» Task to carry out:
Quote all entries in full, exactly.

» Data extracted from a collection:
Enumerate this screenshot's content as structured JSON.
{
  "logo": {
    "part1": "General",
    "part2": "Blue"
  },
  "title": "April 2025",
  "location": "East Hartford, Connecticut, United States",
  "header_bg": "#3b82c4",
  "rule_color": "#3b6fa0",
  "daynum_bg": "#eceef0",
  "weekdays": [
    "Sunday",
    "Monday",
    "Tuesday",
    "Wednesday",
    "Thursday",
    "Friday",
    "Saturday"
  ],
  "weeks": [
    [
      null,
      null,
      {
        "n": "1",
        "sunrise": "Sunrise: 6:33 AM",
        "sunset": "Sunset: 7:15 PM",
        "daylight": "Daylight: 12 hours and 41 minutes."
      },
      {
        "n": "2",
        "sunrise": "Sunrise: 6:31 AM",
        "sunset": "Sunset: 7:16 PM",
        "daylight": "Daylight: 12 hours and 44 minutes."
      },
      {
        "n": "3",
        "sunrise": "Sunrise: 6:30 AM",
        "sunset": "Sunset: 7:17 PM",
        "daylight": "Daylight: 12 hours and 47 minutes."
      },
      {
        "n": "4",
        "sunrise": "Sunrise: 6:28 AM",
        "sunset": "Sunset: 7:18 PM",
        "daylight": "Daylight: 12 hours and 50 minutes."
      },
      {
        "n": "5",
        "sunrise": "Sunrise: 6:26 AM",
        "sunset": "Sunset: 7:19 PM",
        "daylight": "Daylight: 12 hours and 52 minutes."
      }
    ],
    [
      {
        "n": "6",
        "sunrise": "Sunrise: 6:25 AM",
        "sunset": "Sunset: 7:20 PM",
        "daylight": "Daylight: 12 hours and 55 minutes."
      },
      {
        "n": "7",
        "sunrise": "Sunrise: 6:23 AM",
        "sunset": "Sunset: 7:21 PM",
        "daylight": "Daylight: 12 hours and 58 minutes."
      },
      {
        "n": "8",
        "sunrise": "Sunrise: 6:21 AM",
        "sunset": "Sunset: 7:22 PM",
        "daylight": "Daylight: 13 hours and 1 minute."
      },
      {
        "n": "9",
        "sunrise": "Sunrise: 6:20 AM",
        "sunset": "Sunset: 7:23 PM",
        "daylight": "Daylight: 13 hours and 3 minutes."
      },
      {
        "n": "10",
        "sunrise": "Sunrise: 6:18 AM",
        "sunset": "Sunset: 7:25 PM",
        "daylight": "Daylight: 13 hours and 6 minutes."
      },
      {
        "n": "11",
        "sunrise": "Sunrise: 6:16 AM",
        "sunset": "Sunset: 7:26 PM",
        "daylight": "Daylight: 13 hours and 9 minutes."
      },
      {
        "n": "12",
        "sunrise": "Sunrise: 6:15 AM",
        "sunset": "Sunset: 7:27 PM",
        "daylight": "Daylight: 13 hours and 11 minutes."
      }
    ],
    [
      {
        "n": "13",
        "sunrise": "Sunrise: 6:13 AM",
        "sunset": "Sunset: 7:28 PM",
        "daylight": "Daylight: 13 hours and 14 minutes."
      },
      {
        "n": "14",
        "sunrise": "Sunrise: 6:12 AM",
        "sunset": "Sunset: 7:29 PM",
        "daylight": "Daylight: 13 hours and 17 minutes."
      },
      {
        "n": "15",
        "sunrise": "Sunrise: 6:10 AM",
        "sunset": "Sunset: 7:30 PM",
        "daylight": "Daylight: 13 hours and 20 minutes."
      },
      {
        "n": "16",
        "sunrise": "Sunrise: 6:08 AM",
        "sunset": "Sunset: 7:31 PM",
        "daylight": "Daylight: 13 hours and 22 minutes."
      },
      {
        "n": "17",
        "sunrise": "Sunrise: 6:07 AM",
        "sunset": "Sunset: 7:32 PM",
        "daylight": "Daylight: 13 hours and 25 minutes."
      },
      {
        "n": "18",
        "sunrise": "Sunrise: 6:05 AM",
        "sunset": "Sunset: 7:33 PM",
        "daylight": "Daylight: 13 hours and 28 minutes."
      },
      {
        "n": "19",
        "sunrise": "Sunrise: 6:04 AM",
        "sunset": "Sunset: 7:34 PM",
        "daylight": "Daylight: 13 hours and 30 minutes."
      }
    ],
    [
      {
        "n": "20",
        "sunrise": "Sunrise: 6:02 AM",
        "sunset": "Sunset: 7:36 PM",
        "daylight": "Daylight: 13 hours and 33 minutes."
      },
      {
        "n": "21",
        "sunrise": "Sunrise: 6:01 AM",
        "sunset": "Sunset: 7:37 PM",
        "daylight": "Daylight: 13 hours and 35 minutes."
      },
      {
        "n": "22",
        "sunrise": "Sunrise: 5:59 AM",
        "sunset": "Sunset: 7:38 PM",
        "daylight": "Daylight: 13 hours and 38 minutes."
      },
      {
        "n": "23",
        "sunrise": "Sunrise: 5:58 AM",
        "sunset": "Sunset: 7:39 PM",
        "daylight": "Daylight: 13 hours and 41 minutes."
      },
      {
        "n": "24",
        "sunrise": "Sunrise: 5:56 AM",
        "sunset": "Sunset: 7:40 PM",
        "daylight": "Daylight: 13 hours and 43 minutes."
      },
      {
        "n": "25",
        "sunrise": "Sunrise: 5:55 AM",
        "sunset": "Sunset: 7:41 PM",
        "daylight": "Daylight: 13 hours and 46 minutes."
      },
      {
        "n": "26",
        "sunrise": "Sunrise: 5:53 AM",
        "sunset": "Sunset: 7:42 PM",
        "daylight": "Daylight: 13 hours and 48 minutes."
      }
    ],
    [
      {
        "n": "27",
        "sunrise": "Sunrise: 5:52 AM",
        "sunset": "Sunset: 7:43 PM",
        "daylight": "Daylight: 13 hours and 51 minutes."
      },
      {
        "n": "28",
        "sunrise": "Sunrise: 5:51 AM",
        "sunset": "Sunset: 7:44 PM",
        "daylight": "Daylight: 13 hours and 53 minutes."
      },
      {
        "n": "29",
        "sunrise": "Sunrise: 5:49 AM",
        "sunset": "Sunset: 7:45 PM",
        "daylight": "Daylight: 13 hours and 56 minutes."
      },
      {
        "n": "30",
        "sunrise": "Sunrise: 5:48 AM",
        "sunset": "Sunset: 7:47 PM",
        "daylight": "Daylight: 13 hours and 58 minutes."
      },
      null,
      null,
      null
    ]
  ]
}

» Output of the task:
Enumerate this screenshot's content as structured JSON.
{
  "logo": {
    "part1": "General",
    "part2": "Blue"
  },
  "title": "April 2025",
  "location": "East Hartford, Connecticut, United States",
  "header_bg": "#3b82c4",
  "rule_color": "#3b6fa0",
  "daynum_bg": "#eceef0",
  "weekdays": [
    "Sunday",
    "Monday",
    "Tuesday",
    "Wednesday",
    "Thursday",
    "Friday",
    "Saturday"
  ],
  "weeks": [
    [
      null,
      null,
      {
        "n": "1",
        "sunrise": "Sunrise: 6:33 AM",
        "sunset": "Sunset: 7:15 PM",
        "daylight": "Daylight: 12 hours and 41 minutes."
      },
      {
        "n": "2",
        "sunrise": "Sunrise: 6:31 AM",
        "sunset": "Sunset: 7:16 PM",
        "daylight": "Daylight: 12 hours and 44 minutes."
      },
      {
        "n": "3",
        "sunrise": "Sunrise: 6:30 AM",
        "sunset": "Sunset: 7:17 PM",
        "daylight": "Daylight: 12 hours and 47 minutes."
      },
      {
        "n": "4",
        "sunrise": "Sunrise: 6:28 AM",
        "sunset": "Sunset: 7:18 PM",
        "daylight": "Daylight: 12 hours and 50 minutes."
      },
      {
        "n": "5",
        "sunrise": "Sunrise: 6:26 AM",
        "sunset": "Sunset: 7:19 PM",
        "daylight": "Daylight: 12 hours and 52 minutes."
      }
    ],
    [
      {
        "n": "6",
        "sunrise": "Sunrise: 6:25 AM",
        "sunset": "Sunset: 7:20 PM",
        "daylight": "Daylight: 12 hours and 55 minutes."
      },
      {
        "n": "7",
        "sunrise": "Sunrise: 6:23 AM",
        "sunset": "Sunset: 7:21 PM",
        "daylight": "Daylight: 12 hours and 58 minutes."
      },
      {
        "n": "8",
        "sunrise": "Sunrise: 6:21 AM",
        "sunset": "Sunset: 7:22 PM",
        "daylight": "Daylight: 13 hours and 1 minute."
      },
      {
        "n": "9",
        "sunrise": "Sunrise: 6:20 AM",
        "sunset": "Sunset: 7:23 PM",
        "daylight": "Daylight: 13 hours and 3 minutes."
      },
      {
        "n": "10",
        "sunrise": "Sunrise: 6:18 AM",
        "sunset": "Sunset: 7:25 PM",
        "daylight": "Daylight: 13 hours and 6 minutes."
      },
      {
        "n": "11",
        "sunrise": "Sunrise: 6:16 AM",
        "sunset": "Sunset: 7:26 PM",
        "daylight": "Daylight: 13 hours and 9 minutes."
      },
      {
        "n": "12",
        "sunrise": "Sunrise: 6:15 AM",
        "sunset": "Sunset: 7:27 PM",
        "daylight": "Daylight: 13 hours and 11 minutes."
      }
    ],
    [
      {
        "n": "13",
        "sunrise": "Sunrise: 6:13 AM",
        "sunset": "Sunset: 7:28 PM",
        "daylight": "Daylight: 13 hours and 14 minutes."
      },
      {
        "n": "14",
        "sunrise": "Sunrise: 6:12 AM",
        "sunset": "Sunset: 7:29 PM",
        "daylight": "Daylight: 13 hours and 17 minutes."
      },
      {
        "n": "15",
        "sunrise": "Sunrise: 6:10 AM",
        "sunset": "Sunset: 7:30 PM",
        "daylight": "Daylight: 13 hours and 20 minutes."
      },
      {
        "n": "16",
        "sunrise": "Sunrise: 6:08 AM",
        "sunset": "Sunset: 7:31 PM",
        "daylight": "Daylight: 13 hours and 22 minutes."
      },
      {
        "n": "17",
        "sunrise": "Sunrise: 6:07 AM",
        "sunset": "Sunset: 7:32 PM",
        "daylight": "Daylight: 13 hours and 25 minutes."
      },
      {
        "n": "18",
        "sunrise": "Sunrise: 6:05 AM",
        "sunset": "Sunset: 7:33 PM",
        "daylight": "Daylight: 13 hours and 28 minutes."
      },
      {
        "n": "19",
        "sunrise": "Sunrise: 6:04 AM",
        "sunset": "Sunset: 7:34 PM",
        "daylight": "Daylight: 13 hours and 30 minutes."
      }
    ],
    [
      {
        "n": "20",
        "sunrise": "Sunrise: 6:02 AM",
        "sunset": "Sunset: 7:36 PM",
        "daylight": "Daylight: 13 hours and 33 minutes."
      },
      {
        "n": "21",
        "sunrise": "Sunrise: 6:01 AM",
        "sunset": "Sunset: 7:37 PM",
        "daylight": "Daylight: 13 hours and 35 minutes."
      },
      {
        "n": "22",
        "sunrise": "Sunrise: 5:59 AM",
        "sunset": "Sunset: 7:38 PM",
        "daylight": "Daylight: 13 hours and 38 minutes."
      },
      {
        "n": "23",
        "sunrise": "Sunrise: 5:58 AM",
        "sunset": "Sunset: 7:39 PM",
        "daylight": "Daylight: 13 hours and 41 minutes."
      },
      {
        "n": "24",
        "sunrise": "Sunrise: 5:56 AM",
        "sunset": "Sunset: 7:40 PM",
        "daylight": "Daylight: 13 hours and 43 minutes."
      },
      {
        "n": "25",
        "sunrise": "Sunrise: 5:55 AM",
        "sunset": "Sunset: 7:41 PM",
        "daylight": "Daylight: 13 hours and 46 minutes."
      },
      {
        "n": "26",
        "sunrise": "Sunrise: 5:53 AM",
        "sunset": "Sunset: 7:42 PM",
        "daylight": "Daylight: 13 hours and 48 minutes."
      }
    ],
    [
      {
        "n": "27",
        "sunrise": "Sunrise: 5:52 AM",
        "sunset": "Sunset: 7:43 PM",
        "daylight": "Daylight: 13 hours and 51 minutes."
      },
      {
        "n": "28",
        "sunrise": "Sunrise: 5:51 AM",
        "sunset": "Sunset: 7:44 PM",
        "daylight": "Daylight: 13 hours and 53 minutes."
      },
      {
        "n": "29",
        "sunrise": "Sunrise: 5:49 AM",
        "sunset": "Sunset: 7:45 PM",
        "daylight": "Daylight: 13 hours and 56 minutes."
      },
      {
        "n": "30",
        "sunrise": "Sunrise: 5:48 AM",
        "sunset": "Sunset: 7:47 PM",
        "daylight": "Daylight: 13 hours and 58 minutes."
      },
      null,
      null,
      null
    ]
  ]
}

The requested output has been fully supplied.